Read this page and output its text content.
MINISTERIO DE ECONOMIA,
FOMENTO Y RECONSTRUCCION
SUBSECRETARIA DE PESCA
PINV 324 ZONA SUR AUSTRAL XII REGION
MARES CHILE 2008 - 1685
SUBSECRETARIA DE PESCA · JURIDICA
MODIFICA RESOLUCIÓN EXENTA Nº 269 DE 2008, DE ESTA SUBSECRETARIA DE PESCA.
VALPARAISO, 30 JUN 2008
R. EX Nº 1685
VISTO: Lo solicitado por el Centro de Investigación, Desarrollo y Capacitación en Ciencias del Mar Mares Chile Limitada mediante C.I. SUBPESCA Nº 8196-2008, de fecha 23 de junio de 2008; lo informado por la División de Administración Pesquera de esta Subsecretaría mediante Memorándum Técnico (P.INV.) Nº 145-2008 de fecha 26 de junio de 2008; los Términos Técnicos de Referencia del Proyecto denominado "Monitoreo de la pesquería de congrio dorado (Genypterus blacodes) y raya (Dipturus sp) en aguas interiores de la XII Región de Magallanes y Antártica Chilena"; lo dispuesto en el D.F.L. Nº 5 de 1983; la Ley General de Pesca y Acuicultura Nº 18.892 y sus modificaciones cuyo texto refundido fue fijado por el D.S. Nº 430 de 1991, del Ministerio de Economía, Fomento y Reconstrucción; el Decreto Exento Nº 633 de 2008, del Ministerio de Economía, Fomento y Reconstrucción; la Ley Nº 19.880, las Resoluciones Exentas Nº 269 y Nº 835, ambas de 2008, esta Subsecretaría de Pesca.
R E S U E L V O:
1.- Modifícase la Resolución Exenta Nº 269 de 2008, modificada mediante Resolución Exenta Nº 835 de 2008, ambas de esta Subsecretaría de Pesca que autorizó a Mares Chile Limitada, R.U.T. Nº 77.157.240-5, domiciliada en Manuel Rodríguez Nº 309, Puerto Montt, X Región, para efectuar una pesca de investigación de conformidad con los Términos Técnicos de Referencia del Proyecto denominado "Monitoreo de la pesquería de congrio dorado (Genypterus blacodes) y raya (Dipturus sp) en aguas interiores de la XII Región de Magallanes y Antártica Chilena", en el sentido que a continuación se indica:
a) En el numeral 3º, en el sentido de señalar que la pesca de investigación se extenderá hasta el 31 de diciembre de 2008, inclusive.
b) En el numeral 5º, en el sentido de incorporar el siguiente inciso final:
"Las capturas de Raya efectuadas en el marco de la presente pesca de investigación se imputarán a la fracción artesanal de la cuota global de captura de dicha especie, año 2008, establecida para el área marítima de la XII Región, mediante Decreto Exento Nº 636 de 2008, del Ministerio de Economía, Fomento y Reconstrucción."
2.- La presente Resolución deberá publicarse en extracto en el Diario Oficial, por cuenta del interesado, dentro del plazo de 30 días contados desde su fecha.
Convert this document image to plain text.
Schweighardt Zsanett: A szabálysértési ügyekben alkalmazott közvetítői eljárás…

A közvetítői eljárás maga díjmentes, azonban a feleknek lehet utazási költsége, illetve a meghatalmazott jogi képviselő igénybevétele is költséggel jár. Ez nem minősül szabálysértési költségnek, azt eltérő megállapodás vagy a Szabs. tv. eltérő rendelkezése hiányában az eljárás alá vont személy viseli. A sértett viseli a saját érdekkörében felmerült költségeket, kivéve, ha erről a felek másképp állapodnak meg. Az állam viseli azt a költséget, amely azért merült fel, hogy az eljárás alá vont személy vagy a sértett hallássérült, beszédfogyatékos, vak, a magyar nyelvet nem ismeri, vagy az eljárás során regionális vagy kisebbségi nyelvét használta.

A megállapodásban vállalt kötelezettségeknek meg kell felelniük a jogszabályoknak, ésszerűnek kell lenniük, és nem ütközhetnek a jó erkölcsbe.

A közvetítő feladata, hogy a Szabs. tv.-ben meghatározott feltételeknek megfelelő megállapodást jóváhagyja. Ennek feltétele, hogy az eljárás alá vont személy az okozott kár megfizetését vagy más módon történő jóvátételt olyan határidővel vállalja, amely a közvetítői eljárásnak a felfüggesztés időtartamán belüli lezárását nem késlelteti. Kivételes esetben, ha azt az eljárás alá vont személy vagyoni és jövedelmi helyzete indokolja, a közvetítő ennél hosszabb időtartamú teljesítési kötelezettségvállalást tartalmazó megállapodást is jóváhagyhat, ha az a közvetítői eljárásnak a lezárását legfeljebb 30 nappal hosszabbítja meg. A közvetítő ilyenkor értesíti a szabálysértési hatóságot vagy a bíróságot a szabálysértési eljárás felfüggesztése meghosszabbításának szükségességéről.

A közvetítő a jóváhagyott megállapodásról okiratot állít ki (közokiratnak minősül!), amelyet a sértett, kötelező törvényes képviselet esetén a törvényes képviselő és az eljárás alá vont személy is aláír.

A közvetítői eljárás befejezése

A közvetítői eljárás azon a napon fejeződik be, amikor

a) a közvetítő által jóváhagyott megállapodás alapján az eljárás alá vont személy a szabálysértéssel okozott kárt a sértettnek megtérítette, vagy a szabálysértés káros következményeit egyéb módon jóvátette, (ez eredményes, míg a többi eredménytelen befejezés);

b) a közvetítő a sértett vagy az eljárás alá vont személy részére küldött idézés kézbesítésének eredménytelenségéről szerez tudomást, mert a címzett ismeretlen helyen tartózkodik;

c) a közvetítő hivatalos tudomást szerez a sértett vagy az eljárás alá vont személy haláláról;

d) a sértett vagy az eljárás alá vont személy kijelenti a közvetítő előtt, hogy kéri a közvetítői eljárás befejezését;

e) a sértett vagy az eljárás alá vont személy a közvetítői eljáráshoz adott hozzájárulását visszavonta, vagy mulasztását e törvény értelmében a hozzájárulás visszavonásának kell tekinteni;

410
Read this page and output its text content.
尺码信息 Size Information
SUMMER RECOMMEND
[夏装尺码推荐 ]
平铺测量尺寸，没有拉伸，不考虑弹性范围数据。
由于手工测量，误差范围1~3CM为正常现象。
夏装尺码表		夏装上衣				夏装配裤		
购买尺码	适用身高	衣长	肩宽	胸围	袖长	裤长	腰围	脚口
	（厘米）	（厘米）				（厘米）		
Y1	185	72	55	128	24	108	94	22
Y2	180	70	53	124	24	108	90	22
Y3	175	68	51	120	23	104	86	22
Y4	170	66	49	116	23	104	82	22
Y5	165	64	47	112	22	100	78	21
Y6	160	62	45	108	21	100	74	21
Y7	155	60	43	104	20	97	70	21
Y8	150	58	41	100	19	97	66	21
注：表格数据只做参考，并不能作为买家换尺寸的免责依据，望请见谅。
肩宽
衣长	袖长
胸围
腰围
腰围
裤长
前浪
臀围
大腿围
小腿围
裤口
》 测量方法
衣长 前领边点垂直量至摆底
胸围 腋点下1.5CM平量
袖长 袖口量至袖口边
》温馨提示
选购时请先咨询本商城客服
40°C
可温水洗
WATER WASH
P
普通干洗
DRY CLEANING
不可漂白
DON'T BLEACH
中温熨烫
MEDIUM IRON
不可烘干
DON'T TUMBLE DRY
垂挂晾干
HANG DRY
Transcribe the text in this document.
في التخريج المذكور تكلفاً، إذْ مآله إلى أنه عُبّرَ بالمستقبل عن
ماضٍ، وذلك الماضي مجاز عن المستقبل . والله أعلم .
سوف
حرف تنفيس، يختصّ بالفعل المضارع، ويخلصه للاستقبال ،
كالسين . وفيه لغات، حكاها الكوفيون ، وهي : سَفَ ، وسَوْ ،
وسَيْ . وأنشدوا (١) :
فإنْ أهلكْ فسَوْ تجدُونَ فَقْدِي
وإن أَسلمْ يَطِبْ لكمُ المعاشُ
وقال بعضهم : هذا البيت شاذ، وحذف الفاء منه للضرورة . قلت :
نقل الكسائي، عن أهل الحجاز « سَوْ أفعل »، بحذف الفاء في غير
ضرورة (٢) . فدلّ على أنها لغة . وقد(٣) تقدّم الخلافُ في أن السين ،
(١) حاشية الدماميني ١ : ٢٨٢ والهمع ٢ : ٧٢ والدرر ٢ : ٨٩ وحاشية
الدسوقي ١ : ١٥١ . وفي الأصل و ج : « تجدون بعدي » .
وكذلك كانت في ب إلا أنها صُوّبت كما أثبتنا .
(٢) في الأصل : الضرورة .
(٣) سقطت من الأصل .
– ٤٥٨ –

WHAT TO PRODUCE
Identify the lines above with the word "أنها". Copy them.

EXERCISE ANSWER
ضرورة (٢) . فدلّ على أنها لغة . وقد(٣) تقدّم الخلافُ في أن السين ،
وكذلك كانت في ب إلا أنها صُوّبت كما أثبتنا .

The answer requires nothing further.